Bitcoin thieves have struck again, working like bandits in the middle of the night.
Three prominent people in the community, including Gavin Andresen, Bitcoin's lead programmer, announced yesterday that they had lost a significant sum of the cryptocurrency in attacks aimed at the virtual private server hosting company, Linode. While Andresen only lost 5 Bitcoins, the two others are reporting losses that add up to over 46,000 Bitcoins, which means that somewhere, someone is sitting on $200,000 worth of stolen Bitcoins.
Linode is a service that allows customers to set up and run virtual machines on remote servers. Andresen was using Linode to operate his "Bitcoin Faucet"—a website that doles out small amounts of new coins to users as a way to stimulate interest in the currency. Merak Palatinus was using Linode to communally mint new Bitcoins in a miners pool. Zhou Tong was using Linode to operate a Bitcoin trading site called Bitcoinica. Each also had enough Bitcoins stored on the file system to facilitate daily transactions.

Given records:

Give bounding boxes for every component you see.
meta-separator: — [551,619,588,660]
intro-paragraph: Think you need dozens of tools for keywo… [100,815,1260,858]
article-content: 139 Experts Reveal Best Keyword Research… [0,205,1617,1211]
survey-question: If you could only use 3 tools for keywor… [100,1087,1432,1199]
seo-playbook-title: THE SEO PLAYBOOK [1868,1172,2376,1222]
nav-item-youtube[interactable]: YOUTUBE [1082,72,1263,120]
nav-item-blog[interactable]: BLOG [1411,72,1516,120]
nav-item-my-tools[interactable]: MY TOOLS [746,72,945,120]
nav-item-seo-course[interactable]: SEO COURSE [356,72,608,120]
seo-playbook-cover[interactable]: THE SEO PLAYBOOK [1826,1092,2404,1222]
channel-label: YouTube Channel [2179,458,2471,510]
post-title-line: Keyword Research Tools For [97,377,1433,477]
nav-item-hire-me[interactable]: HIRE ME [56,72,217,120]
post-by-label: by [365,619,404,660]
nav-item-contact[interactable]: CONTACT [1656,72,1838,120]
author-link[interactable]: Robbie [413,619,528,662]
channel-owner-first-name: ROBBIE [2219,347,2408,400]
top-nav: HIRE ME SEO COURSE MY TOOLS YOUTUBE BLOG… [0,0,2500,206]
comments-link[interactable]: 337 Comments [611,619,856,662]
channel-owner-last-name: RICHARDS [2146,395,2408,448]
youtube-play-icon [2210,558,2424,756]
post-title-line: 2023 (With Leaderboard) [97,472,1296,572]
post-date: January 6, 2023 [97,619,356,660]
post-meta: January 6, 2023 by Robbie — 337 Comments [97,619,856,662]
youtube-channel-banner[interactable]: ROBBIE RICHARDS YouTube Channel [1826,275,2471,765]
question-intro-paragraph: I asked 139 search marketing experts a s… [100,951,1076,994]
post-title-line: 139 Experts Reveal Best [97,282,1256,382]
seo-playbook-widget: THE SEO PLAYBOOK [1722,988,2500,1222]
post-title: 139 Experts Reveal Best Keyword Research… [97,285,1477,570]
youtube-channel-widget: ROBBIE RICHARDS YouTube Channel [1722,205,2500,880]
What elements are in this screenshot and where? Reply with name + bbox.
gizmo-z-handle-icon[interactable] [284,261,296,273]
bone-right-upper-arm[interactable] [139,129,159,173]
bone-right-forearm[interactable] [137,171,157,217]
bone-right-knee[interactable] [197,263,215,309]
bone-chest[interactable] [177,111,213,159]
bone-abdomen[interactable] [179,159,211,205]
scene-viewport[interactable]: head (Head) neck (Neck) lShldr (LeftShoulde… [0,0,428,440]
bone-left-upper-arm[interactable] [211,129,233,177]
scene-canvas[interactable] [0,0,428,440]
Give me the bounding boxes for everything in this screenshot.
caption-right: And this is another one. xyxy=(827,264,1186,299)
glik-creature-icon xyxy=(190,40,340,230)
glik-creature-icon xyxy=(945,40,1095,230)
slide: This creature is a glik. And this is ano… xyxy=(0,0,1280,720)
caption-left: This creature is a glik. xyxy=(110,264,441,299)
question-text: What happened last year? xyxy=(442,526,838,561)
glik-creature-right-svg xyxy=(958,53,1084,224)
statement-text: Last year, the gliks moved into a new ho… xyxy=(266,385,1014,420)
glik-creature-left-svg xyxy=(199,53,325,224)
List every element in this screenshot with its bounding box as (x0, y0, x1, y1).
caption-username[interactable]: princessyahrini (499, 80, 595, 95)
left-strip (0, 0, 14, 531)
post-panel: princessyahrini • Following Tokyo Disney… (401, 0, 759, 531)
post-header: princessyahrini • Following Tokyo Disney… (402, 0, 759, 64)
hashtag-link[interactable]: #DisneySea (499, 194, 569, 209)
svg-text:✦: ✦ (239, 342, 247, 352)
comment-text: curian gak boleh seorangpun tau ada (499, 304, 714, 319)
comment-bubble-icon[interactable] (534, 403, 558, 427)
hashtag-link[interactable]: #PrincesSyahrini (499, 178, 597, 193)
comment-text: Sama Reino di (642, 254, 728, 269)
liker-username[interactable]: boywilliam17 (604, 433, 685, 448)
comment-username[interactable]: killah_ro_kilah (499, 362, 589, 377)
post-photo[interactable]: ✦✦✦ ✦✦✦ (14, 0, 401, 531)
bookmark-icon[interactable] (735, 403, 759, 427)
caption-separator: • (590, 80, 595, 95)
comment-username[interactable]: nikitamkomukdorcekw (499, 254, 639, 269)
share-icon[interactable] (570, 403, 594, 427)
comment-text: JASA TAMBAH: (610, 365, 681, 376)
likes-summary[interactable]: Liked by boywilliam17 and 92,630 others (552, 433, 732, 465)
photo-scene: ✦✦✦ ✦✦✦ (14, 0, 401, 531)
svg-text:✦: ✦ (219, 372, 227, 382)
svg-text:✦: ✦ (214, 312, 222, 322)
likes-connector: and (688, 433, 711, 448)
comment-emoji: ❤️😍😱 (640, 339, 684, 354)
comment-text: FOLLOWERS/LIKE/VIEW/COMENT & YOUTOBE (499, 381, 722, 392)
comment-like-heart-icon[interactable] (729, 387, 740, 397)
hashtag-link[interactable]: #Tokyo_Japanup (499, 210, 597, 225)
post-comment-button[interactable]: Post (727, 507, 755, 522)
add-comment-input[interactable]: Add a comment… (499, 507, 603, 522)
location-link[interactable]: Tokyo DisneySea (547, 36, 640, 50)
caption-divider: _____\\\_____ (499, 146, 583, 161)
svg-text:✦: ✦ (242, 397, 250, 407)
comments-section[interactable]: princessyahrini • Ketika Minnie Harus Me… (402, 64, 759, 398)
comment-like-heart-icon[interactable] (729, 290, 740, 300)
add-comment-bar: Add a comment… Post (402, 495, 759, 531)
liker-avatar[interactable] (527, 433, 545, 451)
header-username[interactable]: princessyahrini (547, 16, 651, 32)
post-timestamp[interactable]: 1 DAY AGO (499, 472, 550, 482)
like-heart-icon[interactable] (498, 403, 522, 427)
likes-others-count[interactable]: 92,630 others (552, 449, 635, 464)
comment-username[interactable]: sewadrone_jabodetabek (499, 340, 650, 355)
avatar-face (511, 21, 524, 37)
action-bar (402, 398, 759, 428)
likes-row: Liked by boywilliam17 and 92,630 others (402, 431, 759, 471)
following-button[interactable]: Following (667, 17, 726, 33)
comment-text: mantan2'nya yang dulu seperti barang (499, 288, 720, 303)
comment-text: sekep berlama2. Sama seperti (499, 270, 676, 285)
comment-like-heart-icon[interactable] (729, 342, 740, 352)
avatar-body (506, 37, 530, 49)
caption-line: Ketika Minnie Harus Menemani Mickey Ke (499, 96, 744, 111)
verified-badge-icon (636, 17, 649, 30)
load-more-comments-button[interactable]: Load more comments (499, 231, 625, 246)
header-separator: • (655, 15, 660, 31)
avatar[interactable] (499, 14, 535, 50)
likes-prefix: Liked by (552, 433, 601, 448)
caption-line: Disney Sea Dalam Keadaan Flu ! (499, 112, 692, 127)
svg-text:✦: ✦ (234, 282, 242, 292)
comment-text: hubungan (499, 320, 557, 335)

Exercise A: In the Bitcoin theft article above, translate this sentence into Spanish: "Linode is a service that allows customers to set up and run virtual machines on remote servers."
Exercise B: Turn the paragraph of the Bitcoin theft article that begins "Linode is a service" into a short bulleted list that keeps its main facts.

Expected output A: Linode es un servicio que permite a los clientes configurar y ejecutar máquinas virtuales en servidores remotos.

Expected output B:
- Linode lets customers set up and run virtual machines on remote servers.
- Andresen used it for his "Bitcoin Faucet," a site that gives out small amounts of new coins to stimulate interest in the currency.
- Merak Palatinus used it to mint new Bitcoins communally in a miners pool.
- Zhou Tong used it to run Bitcoinica, a Bitcoin trading site.
- Each kept enough Bitcoins on the file system to handle daily transactions.